**GIVEN TASK**
Rewrite the data, from its first line through the line containing "avatar — [64, 1034, 150, 1120]", as a Markdown table with the columns No. and Line, numbering each row and skipping blank lines.

┌─ DATASET RECORDS

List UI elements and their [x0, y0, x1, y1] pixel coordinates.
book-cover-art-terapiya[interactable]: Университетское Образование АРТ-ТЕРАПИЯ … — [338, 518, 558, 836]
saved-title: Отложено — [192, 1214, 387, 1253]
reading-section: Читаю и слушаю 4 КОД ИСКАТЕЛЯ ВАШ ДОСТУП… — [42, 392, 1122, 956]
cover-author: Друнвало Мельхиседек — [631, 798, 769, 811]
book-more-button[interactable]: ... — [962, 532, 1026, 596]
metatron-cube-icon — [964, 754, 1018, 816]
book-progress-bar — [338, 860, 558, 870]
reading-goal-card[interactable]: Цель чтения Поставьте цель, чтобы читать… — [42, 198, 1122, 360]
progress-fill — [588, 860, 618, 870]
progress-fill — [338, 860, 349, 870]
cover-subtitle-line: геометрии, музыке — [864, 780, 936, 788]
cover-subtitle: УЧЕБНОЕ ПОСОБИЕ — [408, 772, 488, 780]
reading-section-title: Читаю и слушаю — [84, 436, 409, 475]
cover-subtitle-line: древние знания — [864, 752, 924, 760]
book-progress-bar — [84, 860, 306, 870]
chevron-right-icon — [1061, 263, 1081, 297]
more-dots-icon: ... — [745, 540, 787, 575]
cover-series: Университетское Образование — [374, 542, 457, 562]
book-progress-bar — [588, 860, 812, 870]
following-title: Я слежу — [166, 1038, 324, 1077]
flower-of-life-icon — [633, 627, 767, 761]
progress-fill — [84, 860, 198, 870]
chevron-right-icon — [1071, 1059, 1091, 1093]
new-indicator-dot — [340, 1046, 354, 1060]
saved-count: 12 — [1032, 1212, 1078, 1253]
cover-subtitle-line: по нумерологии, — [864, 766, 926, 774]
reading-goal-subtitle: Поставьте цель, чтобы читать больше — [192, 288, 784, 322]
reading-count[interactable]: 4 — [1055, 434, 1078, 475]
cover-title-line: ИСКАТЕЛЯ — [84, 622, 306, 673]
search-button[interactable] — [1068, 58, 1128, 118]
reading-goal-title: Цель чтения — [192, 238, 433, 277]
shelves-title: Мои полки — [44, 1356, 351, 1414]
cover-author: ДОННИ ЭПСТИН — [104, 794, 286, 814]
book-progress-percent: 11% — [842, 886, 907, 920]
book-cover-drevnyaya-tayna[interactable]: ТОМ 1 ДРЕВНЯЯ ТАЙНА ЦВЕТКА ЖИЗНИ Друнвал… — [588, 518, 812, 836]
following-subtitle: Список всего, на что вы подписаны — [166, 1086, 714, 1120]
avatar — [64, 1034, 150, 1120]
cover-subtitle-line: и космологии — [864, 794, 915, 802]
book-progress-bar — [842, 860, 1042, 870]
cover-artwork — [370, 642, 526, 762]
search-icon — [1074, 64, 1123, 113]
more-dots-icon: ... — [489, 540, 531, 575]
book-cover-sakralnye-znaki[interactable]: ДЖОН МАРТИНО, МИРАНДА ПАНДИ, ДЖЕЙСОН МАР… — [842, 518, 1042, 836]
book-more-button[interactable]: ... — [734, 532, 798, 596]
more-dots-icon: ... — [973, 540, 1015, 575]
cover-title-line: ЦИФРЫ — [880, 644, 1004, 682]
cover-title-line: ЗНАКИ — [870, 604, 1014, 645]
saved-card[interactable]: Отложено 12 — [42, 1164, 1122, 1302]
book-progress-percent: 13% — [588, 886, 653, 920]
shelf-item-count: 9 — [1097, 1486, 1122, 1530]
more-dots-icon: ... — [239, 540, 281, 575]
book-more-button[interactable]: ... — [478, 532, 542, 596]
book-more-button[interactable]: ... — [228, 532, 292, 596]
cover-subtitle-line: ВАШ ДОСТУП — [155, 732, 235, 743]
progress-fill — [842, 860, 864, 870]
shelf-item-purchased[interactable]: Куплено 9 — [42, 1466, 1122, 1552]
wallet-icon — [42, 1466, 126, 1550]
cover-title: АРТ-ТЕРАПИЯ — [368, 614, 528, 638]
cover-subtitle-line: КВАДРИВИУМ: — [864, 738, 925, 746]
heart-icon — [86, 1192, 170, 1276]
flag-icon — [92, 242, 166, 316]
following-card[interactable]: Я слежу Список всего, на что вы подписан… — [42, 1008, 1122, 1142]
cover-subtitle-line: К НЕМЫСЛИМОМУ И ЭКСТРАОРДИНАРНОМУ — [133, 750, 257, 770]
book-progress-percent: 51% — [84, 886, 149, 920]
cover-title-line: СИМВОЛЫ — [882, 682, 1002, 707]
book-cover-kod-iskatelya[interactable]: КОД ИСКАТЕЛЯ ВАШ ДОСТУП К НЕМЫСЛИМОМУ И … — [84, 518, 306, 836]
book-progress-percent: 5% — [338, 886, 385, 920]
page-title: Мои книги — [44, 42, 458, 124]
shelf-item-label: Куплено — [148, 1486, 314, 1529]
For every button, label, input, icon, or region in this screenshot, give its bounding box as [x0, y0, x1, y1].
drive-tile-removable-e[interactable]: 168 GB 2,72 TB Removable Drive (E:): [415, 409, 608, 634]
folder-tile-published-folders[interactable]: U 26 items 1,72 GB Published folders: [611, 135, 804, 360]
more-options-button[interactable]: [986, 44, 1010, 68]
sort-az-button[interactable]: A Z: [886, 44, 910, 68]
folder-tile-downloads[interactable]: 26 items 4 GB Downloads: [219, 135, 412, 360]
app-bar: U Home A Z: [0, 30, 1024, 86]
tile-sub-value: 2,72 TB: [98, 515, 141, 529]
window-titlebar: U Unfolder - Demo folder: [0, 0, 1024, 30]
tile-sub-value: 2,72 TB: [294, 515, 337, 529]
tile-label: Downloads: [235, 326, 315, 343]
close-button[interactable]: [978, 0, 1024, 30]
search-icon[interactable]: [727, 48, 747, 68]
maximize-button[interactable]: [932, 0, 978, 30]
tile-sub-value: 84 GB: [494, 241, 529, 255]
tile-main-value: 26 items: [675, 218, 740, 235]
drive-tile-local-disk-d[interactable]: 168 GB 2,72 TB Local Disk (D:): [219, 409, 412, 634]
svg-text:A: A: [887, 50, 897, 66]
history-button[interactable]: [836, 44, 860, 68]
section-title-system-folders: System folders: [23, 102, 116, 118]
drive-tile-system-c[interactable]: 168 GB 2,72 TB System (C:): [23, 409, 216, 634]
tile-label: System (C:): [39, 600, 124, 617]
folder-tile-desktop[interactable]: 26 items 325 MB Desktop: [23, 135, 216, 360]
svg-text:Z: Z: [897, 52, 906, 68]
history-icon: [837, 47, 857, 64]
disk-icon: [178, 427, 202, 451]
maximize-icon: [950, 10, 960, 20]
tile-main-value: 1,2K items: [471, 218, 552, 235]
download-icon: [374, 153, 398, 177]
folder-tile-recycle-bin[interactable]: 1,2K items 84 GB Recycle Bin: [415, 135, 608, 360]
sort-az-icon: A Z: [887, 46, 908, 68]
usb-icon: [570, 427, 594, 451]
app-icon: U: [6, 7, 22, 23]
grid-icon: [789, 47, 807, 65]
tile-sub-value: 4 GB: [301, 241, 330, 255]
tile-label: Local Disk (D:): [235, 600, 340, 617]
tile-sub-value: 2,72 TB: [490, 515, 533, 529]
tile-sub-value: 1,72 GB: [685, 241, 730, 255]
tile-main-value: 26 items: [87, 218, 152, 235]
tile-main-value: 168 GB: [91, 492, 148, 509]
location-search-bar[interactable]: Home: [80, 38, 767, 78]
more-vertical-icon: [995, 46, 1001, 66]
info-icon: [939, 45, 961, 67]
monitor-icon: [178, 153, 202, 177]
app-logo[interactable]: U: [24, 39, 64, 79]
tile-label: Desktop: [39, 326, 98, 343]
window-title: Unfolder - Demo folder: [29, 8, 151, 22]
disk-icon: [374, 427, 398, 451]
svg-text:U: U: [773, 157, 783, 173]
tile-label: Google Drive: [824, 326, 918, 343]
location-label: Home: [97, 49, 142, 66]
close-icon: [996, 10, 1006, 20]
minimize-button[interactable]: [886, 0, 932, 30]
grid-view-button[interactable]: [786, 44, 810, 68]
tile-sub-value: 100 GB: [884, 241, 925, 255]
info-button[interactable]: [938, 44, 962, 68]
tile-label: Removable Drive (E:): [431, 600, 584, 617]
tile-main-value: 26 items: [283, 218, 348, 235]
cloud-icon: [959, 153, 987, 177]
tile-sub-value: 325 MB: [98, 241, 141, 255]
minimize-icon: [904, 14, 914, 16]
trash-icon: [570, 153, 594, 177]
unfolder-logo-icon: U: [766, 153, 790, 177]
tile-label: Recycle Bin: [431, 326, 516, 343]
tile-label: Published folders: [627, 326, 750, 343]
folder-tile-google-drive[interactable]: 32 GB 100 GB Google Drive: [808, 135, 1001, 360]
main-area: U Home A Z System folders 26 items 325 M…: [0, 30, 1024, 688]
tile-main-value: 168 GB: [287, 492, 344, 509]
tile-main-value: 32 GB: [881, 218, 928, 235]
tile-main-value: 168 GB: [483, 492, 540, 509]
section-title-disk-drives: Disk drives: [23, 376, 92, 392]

└─

**THE RESPONSE**
| No. | Line |
|---|---|
| 1 | List UI elements and their [x0, y0, x1, y1] pixel coordinates. |
| 2 | book-cover-art-terapiya[interactable]: Университетское Образование АРТ-ТЕРАПИЯ … — [338, 518, 558, 836] |
| 3 | saved-title: Отложено — [192, 1214, 387, 1253] |
| 4 | reading-section: Читаю и слушаю 4 КОД ИСКАТЕЛЯ ВАШ ДОСТУП… — [42, 392, 1122, 956] |
| 5 | cover-author: Друнвало Мельхиседек — [631, 798, 769, 811] |
| 6 | book-more-button[interactable]: ... — [962, 532, 1026, 596] |
| 7 | metatron-cube-icon — [964, 754, 1018, 816] |
| 8 | book-progress-bar — [338, 860, 558, 870] |
| 9 | reading-goal-card[interactable]: Цель чтения Поставьте цель, чтобы читать… — [42, 198, 1122, 360] |
| 10 | progress-fill — [588, 860, 618, 870] |
| 11 | progress-fill — [338, 860, 349, 870] |
| 12 | cover-subtitle-line: геометрии, музыке — [864, 780, 936, 788] |
| 13 | cover-subtitle: УЧЕБНОЕ ПОСОБИЕ — [408, 772, 488, 780] |
| 14 | reading-section-title: Читаю и слушаю — [84, 436, 409, 475] |
| 15 | cover-subtitle-line: древние знания — [864, 752, 924, 760] |
| 16 | book-progress-bar — [84, 860, 306, 870] |
| 17 | chevron-right-icon — [1061, 263, 1081, 297] |
| 18 | more-dots-icon: ... — [745, 540, 787, 575] |
| 19 | cover-series: Университетское Образование — [374, 542, 457, 562] |
| 20 | book-progress-bar — [588, 860, 812, 870] |
| 21 | following-title: Я слежу — [166, 1038, 324, 1077] |
| 22 | flower-of-life-icon — [633, 627, 767, 761] |
| 23 | progress-fill — [84, 860, 198, 870] |
| 24 | chevron-right-icon — [1071, 1059, 1091, 1093] |
| 25 | new-indicator-dot — [340, 1046, 354, 1060] |
| 26 | saved-count: 12 — [1032, 1212, 1078, 1253] |
| 27 | cover-subtitle-line: по нумерологии, — [864, 766, 926, 774] |
| 28 | reading-goal-subtitle: Поставьте цель, чтобы читать больше — [192, 288, 784, 322] |
| 29 | reading-count[interactable]: 4 — [1055, 434, 1078, 475] |
| 30 | cover-title-line: ИСКАТЕЛЯ — [84, 622, 306, 673] |
| 31 | search-button[interactable] — [1068, 58, 1128, 118] |
| 32 | reading-goal-title: Цель чтения — [192, 238, 433, 277] |
| 33 | shelves-title: Мои полки — [44, 1356, 351, 1414] |
| 34 | cover-author: ДОННИ ЭПСТИН — [104, 794, 286, 814] |
| 35 | book-progress-percent: 11% — [842, 886, 907, 920] |
| 36 | book-cover-drevnyaya-tayna[interactable]: ТОМ 1 ДРЕВНЯЯ ТАЙНА ЦВЕТКА ЖИЗНИ Друнвал… — [588, 518, 812, 836] |
| 37 | following-subtitle: Список всего, на что вы подписаны — [166, 1086, 714, 1120] |
| 38 | avatar — [64, 1034, 150, 1120] |